==== Records to use
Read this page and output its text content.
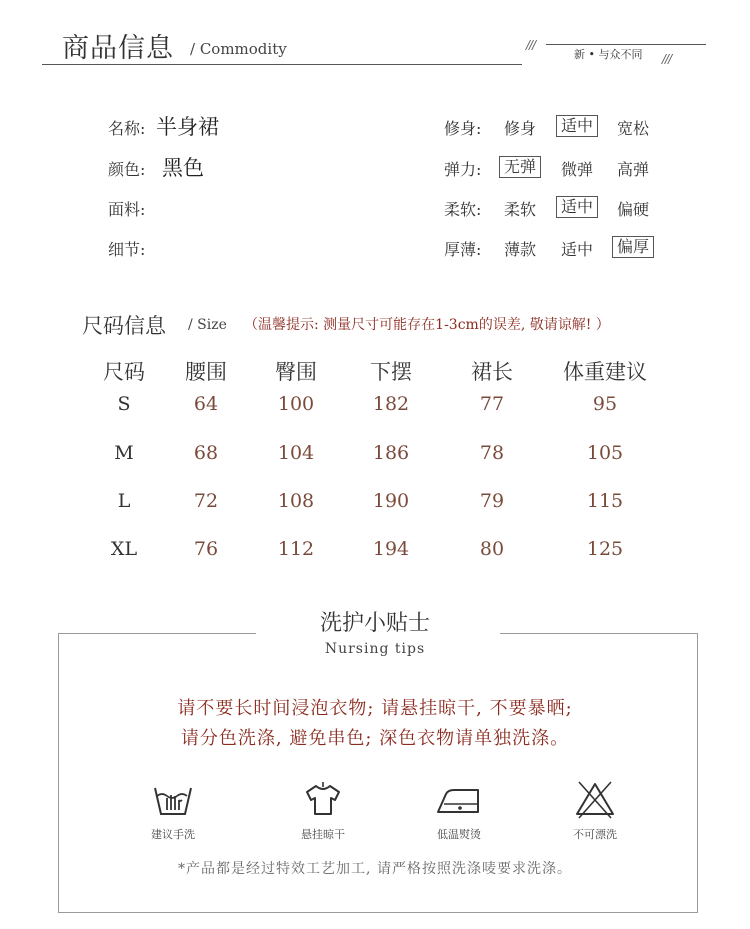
商品信息 / Commodity	///
///
新 • 与众不同
名称: 半身裙
颜色: 黑色
面料:
细节:
修身: 修身	适中	宽松
弹力:	无弹	微弹 高弹
柔软: 柔软	适中	偏硬
厚薄: 薄款 适中	偏厚
尺码信息 / Size （温馨提示: 测量尺寸可能存在1-3cm的误差, 敬请谅解! ）
尺码	腰围	臀围	下摆	裙长	体重建议
S	64	100	182	77	95
M	68	104	186	78	105
L	72	108	190	79	115
XL	76	112	194	80	125
洗护小贴士
Nursing tips
请不要长时间浸泡衣物; 请悬挂晾干, 不要暴晒;
请分色洗涤, 避免串色; 深色衣物请单独洗涤。
建议手洗	悬挂晾干	低温熨烫	不可漂洗
*产品都是经过特效工艺加工, 请严格按照洗涤唛要求洗涤。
========
Written task: Repeat the preceding records precisely, and leave every picture out of the copy.

Written reply:
Read this page and output its text content.
商品信息 / Commodity	///
///
新 • 与众不同
名称: 半身裙
颜色: 黑色
面料:
细节:
修身: 修身	适中	宽松
弹力:	无弹	微弹 高弹
柔软: 柔软	适中	偏硬
厚薄: 薄款 适中	偏厚
尺码信息 / Size （温馨提示: 测量尺寸可能存在1-3cm的误差, 敬请谅解! ）
尺码	腰围	臀围	下摆	裙长	体重建议
S	64	100	182	77	95
M	68	104	186	78	105
L	72	108	190	79	115
XL	76	112	194	80	125
洗护小贴士
Nursing tips
请不要长时间浸泡衣物; 请悬挂晾干, 不要暴晒;
请分色洗涤, 避免串色; 深色衣物请单独洗涤。
建议手洗	悬挂晾干	低温熨烫	不可漂洗
*产品都是经过特效工艺加工, 请严格按照洗涤唛要求洗涤。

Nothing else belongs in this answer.